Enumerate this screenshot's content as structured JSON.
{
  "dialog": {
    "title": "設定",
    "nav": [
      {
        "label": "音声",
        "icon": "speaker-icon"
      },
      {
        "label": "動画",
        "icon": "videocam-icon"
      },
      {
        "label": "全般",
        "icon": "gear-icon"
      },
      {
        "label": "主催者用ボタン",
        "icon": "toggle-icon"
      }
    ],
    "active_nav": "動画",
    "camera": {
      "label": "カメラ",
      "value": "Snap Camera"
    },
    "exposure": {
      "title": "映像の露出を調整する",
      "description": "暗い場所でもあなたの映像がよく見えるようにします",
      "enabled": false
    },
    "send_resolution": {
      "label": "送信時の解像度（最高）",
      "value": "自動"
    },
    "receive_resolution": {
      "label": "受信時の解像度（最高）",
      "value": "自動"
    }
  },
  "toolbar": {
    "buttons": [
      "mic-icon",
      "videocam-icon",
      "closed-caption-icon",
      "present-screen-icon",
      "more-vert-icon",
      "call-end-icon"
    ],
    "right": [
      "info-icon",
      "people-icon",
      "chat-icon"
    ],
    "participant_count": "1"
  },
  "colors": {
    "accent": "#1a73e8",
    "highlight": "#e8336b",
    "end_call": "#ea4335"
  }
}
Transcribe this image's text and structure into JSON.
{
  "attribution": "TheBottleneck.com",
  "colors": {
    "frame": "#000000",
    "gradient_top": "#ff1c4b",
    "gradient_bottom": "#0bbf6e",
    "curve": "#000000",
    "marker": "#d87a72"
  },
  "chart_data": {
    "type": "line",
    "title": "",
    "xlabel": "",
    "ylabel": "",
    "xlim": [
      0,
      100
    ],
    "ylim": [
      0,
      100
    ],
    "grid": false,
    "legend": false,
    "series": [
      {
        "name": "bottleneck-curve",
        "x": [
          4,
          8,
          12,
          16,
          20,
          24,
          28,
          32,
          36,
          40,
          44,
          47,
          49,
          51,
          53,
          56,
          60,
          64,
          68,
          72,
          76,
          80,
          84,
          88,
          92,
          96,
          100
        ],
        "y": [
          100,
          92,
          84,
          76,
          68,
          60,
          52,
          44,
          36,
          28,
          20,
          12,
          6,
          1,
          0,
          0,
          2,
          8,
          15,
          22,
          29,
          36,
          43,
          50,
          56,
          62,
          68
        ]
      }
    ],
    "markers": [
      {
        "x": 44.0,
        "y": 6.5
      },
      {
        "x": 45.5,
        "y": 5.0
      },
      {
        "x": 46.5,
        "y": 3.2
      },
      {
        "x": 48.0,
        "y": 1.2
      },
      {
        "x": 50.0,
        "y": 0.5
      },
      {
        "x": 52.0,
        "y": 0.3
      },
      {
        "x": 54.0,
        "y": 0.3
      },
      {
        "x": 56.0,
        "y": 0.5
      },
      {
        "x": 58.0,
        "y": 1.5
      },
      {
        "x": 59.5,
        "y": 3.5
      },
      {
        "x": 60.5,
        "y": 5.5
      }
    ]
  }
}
* * *
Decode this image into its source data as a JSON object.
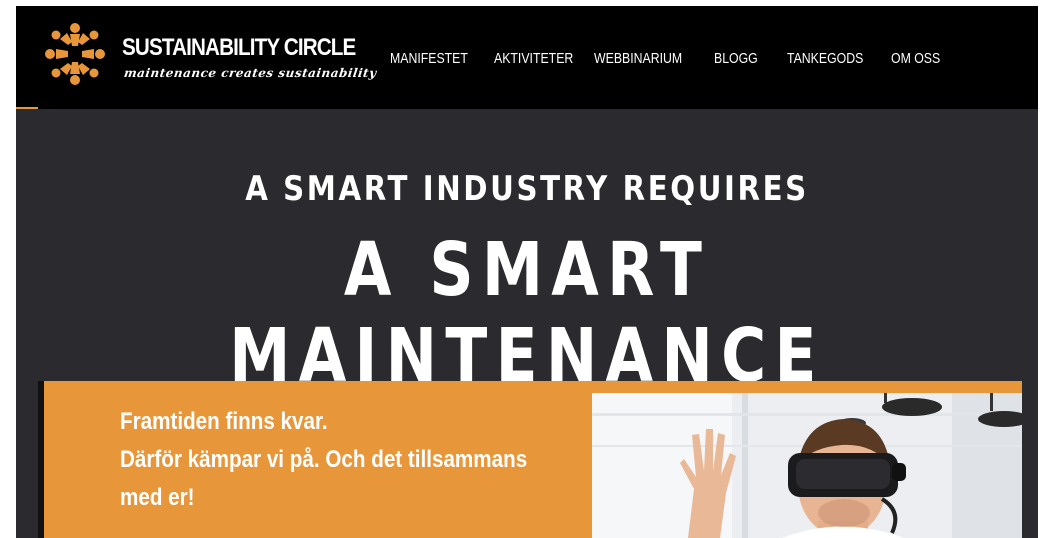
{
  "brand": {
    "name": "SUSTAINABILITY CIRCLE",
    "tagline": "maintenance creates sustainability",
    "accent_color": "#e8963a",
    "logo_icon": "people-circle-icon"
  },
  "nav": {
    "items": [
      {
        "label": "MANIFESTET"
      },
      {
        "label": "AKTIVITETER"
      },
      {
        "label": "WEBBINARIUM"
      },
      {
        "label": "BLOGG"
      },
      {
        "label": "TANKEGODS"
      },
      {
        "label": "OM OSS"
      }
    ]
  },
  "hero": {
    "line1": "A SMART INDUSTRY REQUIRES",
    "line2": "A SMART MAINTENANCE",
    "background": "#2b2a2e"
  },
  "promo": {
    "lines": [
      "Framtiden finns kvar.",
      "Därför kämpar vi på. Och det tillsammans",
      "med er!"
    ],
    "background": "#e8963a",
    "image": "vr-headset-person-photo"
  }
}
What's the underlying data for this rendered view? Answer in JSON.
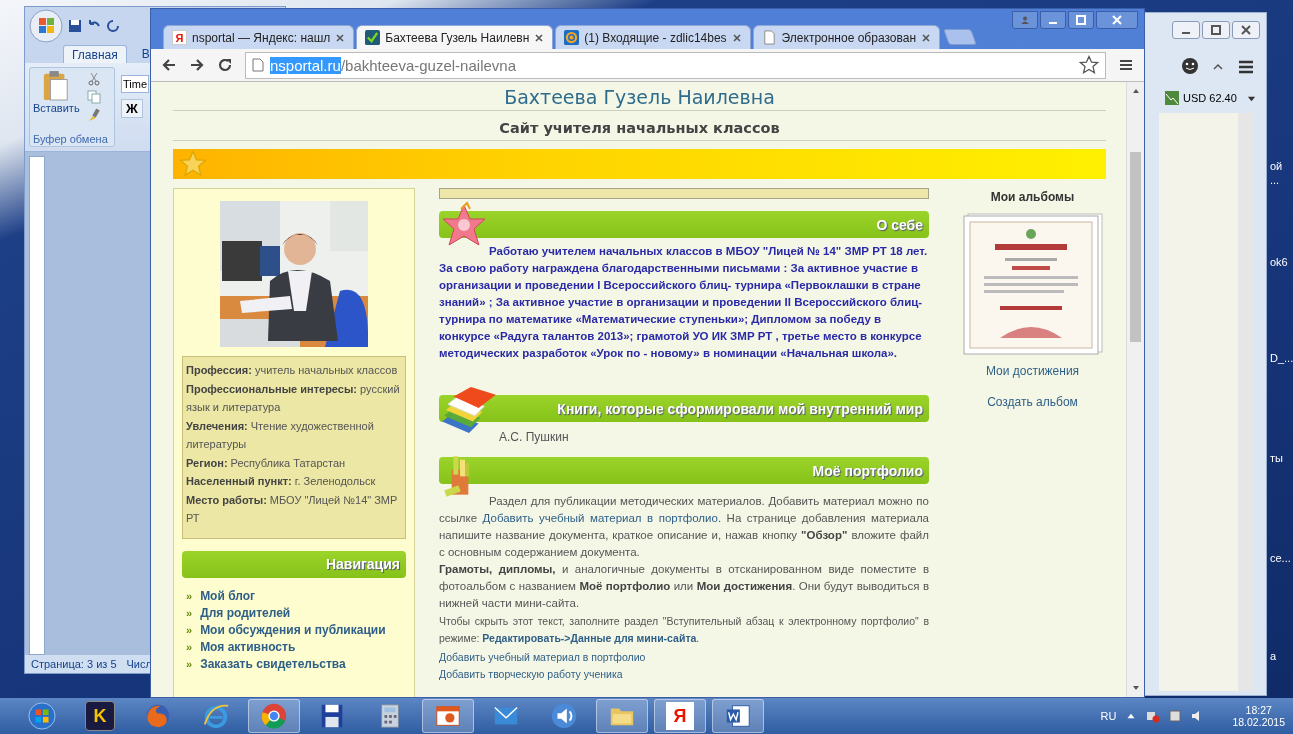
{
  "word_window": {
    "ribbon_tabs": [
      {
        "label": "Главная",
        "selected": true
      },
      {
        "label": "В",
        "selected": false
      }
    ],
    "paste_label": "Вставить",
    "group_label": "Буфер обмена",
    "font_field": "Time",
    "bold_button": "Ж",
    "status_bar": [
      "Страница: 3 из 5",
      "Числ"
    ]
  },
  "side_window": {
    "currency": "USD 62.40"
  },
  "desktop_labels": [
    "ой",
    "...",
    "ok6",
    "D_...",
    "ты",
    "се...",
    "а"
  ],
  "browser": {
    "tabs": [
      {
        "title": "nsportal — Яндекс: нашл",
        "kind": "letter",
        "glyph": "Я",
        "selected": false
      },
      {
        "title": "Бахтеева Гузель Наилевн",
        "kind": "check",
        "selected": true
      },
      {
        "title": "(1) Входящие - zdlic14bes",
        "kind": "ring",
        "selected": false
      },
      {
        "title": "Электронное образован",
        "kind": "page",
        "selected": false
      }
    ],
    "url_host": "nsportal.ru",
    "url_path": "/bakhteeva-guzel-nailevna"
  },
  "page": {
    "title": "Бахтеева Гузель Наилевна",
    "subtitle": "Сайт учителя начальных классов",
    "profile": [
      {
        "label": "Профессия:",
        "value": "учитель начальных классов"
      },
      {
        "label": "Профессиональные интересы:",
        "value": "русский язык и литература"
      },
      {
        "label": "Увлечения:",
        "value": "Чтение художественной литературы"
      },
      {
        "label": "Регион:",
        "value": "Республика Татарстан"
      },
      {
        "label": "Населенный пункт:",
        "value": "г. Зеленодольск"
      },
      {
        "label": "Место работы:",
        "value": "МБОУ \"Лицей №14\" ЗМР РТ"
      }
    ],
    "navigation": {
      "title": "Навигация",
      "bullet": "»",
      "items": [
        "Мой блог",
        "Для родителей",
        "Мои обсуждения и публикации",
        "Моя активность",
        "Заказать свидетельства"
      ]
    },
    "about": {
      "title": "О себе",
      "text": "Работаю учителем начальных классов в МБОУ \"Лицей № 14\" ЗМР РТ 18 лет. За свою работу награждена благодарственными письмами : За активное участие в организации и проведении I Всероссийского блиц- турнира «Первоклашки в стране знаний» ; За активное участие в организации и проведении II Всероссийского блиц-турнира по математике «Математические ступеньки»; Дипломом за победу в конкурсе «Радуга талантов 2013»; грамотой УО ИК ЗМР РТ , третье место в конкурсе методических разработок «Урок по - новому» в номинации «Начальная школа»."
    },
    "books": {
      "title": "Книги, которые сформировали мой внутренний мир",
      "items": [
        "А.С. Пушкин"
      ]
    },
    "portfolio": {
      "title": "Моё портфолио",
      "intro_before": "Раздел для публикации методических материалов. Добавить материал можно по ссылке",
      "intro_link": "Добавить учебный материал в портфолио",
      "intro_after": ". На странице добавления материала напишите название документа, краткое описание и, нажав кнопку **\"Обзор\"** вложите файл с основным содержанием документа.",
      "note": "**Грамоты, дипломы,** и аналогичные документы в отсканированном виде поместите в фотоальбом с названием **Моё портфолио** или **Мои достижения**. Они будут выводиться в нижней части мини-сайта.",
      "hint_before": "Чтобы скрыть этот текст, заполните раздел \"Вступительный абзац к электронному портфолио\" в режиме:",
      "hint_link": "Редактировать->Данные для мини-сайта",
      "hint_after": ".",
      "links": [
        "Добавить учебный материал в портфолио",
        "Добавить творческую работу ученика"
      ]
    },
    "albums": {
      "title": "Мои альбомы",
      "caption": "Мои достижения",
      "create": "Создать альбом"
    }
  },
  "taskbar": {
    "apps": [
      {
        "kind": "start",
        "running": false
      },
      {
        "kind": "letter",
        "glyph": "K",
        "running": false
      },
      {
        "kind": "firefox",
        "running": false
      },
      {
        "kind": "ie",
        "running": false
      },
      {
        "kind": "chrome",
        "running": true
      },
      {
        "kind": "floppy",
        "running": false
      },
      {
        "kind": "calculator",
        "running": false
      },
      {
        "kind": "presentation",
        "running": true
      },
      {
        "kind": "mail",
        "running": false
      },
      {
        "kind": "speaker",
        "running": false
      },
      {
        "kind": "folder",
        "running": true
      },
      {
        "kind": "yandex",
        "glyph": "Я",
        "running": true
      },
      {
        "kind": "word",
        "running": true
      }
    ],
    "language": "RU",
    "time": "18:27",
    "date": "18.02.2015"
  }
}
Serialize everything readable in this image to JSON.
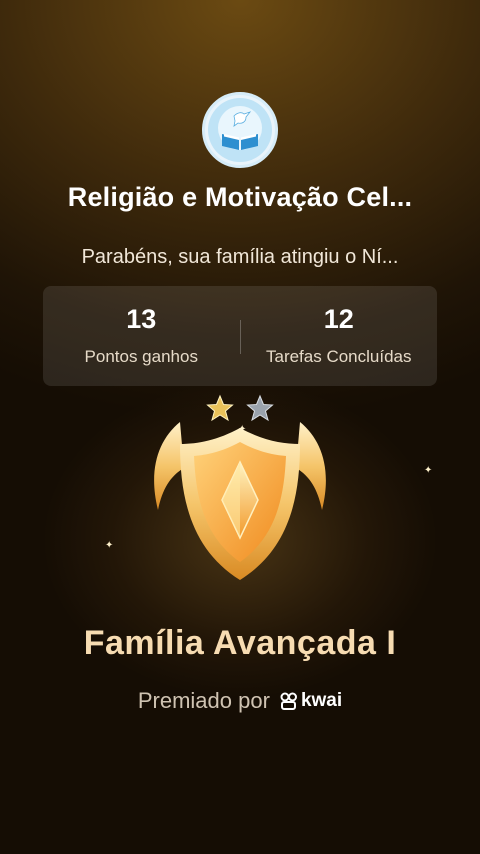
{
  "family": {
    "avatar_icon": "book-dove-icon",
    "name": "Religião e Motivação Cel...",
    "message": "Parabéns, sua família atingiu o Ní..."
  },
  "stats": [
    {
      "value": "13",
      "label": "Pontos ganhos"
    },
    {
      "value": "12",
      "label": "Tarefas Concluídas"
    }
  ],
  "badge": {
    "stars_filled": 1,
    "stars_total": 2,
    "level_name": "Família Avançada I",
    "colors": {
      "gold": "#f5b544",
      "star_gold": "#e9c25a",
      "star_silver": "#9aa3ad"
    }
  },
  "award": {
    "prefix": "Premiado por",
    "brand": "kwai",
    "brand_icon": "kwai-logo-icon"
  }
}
--
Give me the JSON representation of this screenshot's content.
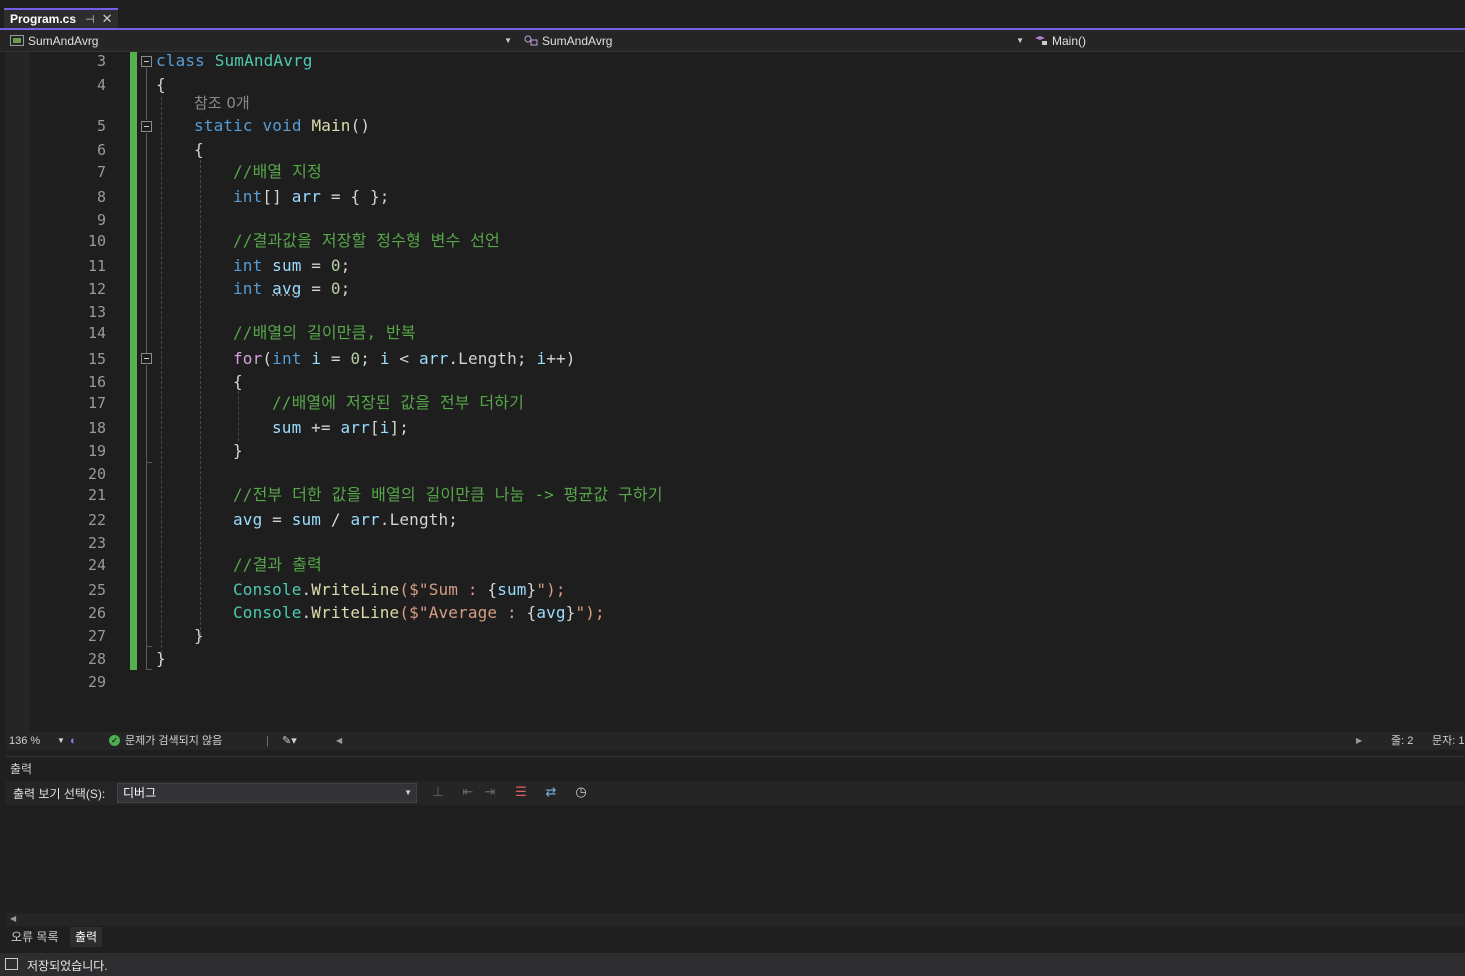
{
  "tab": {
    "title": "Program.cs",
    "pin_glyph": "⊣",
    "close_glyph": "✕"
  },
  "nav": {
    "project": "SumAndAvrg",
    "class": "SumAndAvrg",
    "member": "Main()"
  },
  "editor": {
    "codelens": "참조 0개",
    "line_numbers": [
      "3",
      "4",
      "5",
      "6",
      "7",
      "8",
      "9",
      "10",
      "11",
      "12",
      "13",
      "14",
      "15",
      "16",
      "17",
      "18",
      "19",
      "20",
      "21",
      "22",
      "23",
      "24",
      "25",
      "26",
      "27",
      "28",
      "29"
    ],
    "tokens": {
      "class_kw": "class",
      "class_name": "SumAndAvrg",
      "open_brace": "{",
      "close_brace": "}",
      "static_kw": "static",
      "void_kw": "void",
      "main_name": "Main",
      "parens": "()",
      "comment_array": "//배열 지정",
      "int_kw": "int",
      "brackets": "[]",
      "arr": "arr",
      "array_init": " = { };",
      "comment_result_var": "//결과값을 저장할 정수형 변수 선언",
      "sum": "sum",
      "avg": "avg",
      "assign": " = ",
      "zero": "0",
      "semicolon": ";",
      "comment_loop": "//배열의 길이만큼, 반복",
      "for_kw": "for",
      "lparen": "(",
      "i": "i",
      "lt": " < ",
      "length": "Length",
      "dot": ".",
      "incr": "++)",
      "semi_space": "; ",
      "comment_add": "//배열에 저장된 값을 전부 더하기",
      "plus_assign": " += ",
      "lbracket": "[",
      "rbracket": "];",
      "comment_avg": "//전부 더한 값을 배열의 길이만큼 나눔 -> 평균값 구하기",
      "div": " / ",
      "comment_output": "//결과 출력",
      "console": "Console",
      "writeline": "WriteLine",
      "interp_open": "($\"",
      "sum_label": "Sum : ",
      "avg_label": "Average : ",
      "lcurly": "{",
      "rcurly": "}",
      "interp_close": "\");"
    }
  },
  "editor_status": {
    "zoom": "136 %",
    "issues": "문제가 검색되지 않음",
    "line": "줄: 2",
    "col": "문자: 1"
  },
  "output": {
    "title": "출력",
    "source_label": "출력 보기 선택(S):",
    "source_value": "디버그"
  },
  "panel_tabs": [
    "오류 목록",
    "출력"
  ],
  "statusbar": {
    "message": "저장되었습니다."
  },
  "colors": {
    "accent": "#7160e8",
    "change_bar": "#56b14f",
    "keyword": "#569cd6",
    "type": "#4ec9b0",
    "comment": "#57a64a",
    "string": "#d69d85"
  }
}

* **Requirement**
Collect the lines of the data that carry the word "публикации".

* **Complete response**
        "Мои обсуждения и публикации",
      "intro_before": "Раздел для публикации методических материалов. Добавить материал можно по ссылке",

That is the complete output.